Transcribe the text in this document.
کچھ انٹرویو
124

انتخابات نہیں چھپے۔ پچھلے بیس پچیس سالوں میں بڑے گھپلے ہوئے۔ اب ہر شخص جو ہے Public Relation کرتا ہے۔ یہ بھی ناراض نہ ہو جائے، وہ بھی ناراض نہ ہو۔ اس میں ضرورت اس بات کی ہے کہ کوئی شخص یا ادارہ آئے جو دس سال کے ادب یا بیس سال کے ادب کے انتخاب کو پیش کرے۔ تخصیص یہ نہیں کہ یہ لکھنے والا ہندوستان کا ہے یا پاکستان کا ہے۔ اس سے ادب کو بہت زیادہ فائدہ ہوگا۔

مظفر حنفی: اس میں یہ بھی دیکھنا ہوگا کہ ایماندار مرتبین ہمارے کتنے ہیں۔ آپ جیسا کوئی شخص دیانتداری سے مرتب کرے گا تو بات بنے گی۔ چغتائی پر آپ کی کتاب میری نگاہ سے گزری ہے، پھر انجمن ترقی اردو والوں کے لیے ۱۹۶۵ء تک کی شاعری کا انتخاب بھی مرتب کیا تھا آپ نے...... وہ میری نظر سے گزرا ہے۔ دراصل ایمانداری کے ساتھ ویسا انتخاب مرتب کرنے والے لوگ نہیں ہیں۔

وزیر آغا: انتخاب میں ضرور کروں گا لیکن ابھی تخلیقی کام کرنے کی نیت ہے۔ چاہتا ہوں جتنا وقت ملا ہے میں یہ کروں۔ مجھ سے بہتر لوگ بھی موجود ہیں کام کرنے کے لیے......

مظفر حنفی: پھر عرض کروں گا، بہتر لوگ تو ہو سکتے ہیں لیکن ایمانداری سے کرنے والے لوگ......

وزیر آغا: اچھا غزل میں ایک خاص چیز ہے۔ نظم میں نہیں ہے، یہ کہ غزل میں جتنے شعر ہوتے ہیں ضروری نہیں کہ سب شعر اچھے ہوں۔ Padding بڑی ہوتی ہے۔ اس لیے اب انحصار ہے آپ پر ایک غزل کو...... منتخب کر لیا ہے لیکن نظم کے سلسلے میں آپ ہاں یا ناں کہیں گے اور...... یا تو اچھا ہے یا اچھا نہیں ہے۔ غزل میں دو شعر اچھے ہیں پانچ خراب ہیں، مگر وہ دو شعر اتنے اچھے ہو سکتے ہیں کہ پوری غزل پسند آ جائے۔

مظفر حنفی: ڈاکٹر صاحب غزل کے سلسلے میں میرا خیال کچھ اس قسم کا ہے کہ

---

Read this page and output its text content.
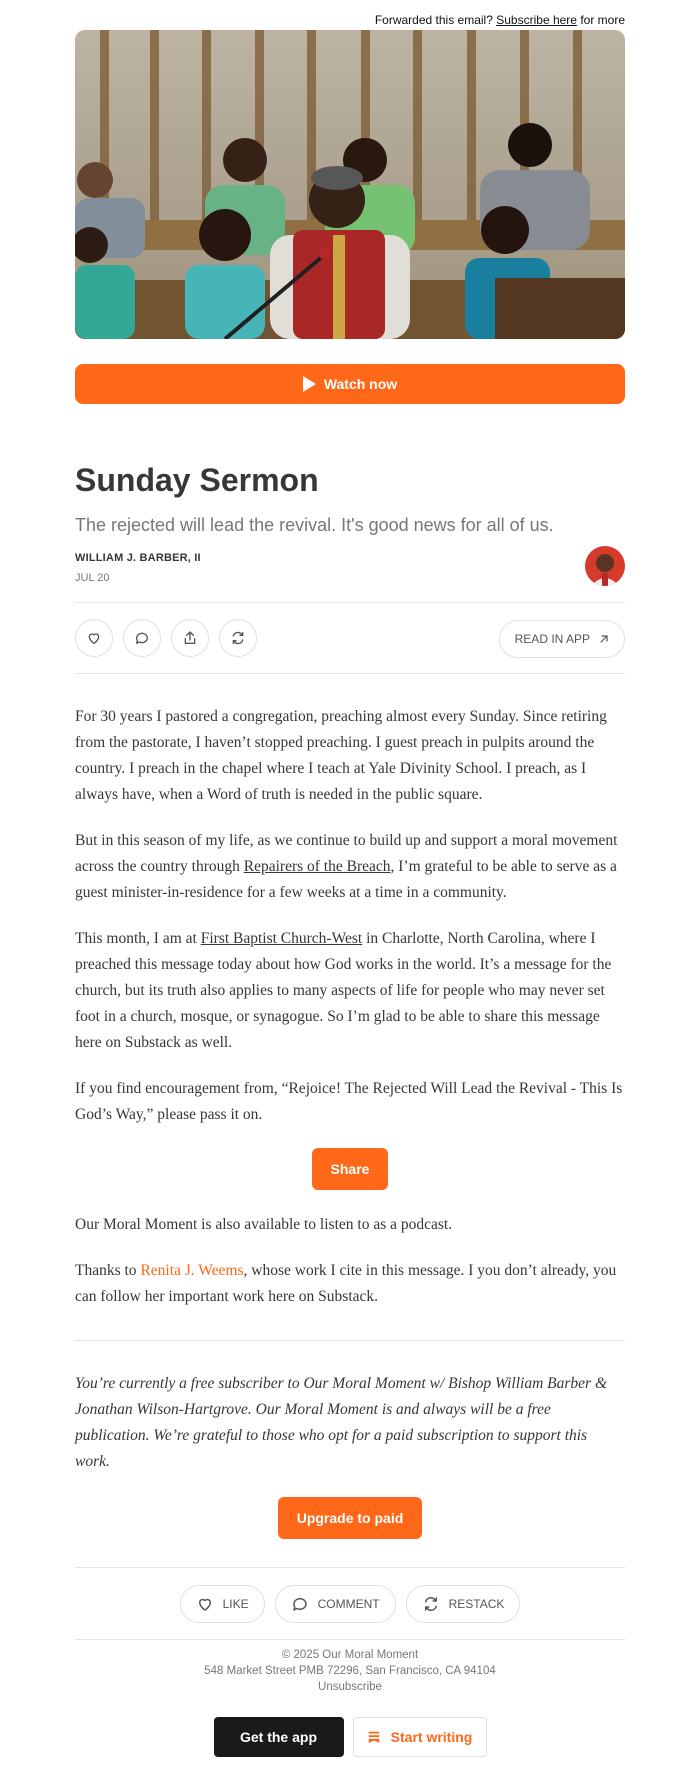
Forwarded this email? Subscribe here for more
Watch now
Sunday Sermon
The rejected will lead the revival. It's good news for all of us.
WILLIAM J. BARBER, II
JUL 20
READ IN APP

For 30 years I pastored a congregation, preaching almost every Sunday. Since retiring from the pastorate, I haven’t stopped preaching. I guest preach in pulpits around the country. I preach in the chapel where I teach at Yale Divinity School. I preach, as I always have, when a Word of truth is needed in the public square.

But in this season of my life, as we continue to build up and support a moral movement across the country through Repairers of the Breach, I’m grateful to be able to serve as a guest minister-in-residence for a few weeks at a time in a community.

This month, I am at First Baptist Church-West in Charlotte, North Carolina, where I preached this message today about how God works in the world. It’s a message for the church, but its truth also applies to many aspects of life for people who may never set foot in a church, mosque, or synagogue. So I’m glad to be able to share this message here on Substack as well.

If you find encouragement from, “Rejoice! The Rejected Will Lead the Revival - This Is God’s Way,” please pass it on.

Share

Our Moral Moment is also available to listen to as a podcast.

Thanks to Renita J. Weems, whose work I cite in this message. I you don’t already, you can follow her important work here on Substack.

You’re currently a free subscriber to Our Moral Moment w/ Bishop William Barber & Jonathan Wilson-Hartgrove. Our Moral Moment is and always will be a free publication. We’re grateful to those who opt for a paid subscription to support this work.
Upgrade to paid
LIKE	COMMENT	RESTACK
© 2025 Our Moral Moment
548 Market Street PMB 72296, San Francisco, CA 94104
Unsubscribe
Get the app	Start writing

--

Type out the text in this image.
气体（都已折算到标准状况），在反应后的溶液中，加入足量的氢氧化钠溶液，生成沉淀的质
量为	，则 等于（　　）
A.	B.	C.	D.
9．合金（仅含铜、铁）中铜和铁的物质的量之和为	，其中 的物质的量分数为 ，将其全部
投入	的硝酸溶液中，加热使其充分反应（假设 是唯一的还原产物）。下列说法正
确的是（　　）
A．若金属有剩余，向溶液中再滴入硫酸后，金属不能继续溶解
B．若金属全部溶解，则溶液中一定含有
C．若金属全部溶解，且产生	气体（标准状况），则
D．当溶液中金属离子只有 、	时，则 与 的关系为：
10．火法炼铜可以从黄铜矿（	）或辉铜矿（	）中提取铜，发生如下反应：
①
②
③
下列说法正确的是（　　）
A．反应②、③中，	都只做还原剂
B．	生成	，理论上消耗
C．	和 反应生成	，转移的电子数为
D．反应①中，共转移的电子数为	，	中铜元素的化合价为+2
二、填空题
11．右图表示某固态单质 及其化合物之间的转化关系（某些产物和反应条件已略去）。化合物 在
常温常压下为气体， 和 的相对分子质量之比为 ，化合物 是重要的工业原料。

## Task goal
Show every line of the listing in which the string "support" can be found.

## Task output
But in this season of my life, as we continue to build up and support a moral movement across the country through Repairers of the Breach, I’m grateful to be able to serve as a guest minister-in-residence for a few weeks at a time in a community.
You’re currently a free subscriber to Our Moral Moment w/ Bishop William Barber & Jonathan Wilson-Hartgrove. Our Moral Moment is and always will be a free publication. We’re grateful to those who opt for a paid subscription to support this work.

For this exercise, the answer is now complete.